[start of Available records]

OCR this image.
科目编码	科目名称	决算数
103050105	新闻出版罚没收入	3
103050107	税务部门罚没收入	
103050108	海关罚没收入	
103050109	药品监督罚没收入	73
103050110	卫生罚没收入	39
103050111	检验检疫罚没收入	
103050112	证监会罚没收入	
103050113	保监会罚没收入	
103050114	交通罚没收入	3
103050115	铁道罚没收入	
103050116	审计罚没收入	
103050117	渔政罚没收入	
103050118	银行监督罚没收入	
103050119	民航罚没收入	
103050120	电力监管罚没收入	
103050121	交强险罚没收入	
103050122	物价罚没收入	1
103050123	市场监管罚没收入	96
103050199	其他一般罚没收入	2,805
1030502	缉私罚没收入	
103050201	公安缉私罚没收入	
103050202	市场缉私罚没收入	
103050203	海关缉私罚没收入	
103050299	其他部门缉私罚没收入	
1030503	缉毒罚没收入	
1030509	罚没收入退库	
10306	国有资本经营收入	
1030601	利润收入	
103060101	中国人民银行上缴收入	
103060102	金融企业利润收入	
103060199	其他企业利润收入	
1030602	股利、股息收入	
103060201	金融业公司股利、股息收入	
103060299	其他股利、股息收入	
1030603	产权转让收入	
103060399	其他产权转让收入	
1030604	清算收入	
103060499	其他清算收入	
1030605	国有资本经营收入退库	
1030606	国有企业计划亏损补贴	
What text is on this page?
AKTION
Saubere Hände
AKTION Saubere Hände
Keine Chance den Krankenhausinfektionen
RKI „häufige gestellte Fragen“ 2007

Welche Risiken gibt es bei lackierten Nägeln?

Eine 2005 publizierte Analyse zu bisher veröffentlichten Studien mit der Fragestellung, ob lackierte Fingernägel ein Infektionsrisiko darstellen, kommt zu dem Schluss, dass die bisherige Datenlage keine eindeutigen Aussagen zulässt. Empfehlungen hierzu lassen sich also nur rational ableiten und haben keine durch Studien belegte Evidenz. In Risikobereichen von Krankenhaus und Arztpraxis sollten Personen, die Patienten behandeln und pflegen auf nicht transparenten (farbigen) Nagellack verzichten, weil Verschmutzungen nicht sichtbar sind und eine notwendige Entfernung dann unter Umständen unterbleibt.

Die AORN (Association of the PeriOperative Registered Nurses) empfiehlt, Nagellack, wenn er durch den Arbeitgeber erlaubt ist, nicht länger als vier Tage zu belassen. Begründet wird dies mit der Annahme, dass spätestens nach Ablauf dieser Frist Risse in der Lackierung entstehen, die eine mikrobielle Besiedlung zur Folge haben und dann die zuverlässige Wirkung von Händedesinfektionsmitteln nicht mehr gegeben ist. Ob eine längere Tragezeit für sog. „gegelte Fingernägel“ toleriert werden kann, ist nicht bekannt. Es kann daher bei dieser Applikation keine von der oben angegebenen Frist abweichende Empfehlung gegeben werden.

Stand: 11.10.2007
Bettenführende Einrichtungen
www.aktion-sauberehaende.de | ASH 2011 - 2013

[end of Available records]

▶ [Challenge]:
Pick out each line above that includes "股息收入" and show it.

▶ [Solution to this task]:
1030602	股利、股息收入	
103060201	金融业公司股利、股息收入	
103060299	其他股利、股息收入	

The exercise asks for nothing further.